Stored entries
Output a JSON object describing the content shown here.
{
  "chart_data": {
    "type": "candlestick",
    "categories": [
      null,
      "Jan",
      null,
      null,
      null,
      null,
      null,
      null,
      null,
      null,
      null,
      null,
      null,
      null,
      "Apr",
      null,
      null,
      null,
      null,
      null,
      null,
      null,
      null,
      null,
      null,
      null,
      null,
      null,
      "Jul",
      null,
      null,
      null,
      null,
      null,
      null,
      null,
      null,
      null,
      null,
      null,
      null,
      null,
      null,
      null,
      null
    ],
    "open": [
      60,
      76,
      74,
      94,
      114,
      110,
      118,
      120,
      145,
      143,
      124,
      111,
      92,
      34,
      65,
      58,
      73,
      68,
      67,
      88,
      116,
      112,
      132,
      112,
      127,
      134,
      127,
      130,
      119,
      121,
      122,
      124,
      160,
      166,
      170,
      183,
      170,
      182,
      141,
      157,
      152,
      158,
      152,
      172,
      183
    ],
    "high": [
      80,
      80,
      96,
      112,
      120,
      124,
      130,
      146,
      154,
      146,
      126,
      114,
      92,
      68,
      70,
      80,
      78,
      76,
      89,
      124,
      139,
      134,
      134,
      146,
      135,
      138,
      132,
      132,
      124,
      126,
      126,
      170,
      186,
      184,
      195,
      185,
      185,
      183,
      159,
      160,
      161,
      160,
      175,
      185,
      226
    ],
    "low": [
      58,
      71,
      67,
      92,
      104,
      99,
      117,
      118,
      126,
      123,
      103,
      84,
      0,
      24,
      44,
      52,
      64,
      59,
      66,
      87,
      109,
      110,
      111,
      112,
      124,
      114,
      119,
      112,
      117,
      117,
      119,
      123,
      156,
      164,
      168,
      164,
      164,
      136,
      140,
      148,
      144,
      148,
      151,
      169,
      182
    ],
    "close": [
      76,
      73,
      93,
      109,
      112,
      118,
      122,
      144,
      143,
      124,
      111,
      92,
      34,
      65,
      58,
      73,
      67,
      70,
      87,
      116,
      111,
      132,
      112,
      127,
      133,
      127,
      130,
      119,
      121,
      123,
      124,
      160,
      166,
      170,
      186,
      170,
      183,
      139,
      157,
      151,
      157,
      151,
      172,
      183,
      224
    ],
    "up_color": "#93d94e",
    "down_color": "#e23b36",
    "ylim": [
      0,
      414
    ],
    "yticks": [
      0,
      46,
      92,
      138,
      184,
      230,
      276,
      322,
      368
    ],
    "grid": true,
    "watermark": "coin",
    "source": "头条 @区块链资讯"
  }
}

WHAT YOU NEED TO DO
Transcribe the whole listing exactly.

FINAL RESULT
Output a JSON object describing the content shown here.
{
  "chart_data": {
    "type": "candlestick",
    "categories": [
      null,
      "Jan",
      null,
      null,
      null,
      null,
      null,
      null,
      null,
      null,
      null,
      null,
      null,
      null,
      "Apr",
      null,
      null,
      null,
      null,
      null,
      null,
      null,
      null,
      null,
      null,
      null,
      null,
      null,
      "Jul",
      null,
      null,
      null,
      null,
      null,
      null,
      null,
      null,
      null,
      null,
      null,
      null,
      null,
      null,
      null,
      null
    ],
    "open": [
      60,
      76,
      74,
      94,
      114,
      110,
      118,
      120,
      145,
      143,
      124,
      111,
      92,
      34,
      65,
      58,
      73,
      68,
      67,
      88,
      116,
      112,
      132,
      112,
      127,
      134,
      127,
      130,
      119,
      121,
      122,
      124,
      160,
      166,
      170,
      183,
      170,
      182,
      141,
      157,
      152,
      158,
      152,
      172,
      183
    ],
    "high": [
      80,
      80,
      96,
      112,
      120,
      124,
      130,
      146,
      154,
      146,
      126,
      114,
      92,
      68,
      70,
      80,
      78,
      76,
      89,
      124,
      139,
      134,
      134,
      146,
      135,
      138,
      132,
      132,
      124,
      126,
      126,
      170,
      186,
      184,
      195,
      185,
      185,
      183,
      159,
      160,
      161,
      160,
      175,
      185,
      226
    ],
    "low": [
      58,
      71,
      67,
      92,
      104,
      99,
      117,
      118,
      126,
      123,
      103,
      84,
      0,
      24,
      44,
      52,
      64,
      59,
      66,
      87,
      109,
      110,
      111,
      112,
      124,
      114,
      119,
      112,
      117,
      117,
      119,
      123,
      156,
      164,
      168,
      164,
      164,
      136,
      140,
      148,
      144,
      148,
      151,
      169,
      182
    ],
    "close": [
      76,
      73,
      93,
      109,
      112,
      118,
      122,
      144,
      143,
      124,
      111,
      92,
      34,
      65,
      58,
      73,
      67,
      70,
      87,
      116,
      111,
      132,
      112,
      127,
      133,
      127,
      130,
      119,
      121,
      123,
      124,
      160,
      166,
      170,
      186,
      170,
      183,
      139,
      157,
      151,
      157,
      151,
      172,
      183,
      224
    ],
    "up_color": "#93d94e",
    "down_color": "#e23b36",
    "ylim": [
      0,
      414
    ],
    "yticks": [
      0,
      46,
      92,
      138,
      184,
      230,
      276,
      322,
      368
    ],
    "grid": true,
    "watermark": "coin",
    "source": "头条 @区块链资讯"
  }
}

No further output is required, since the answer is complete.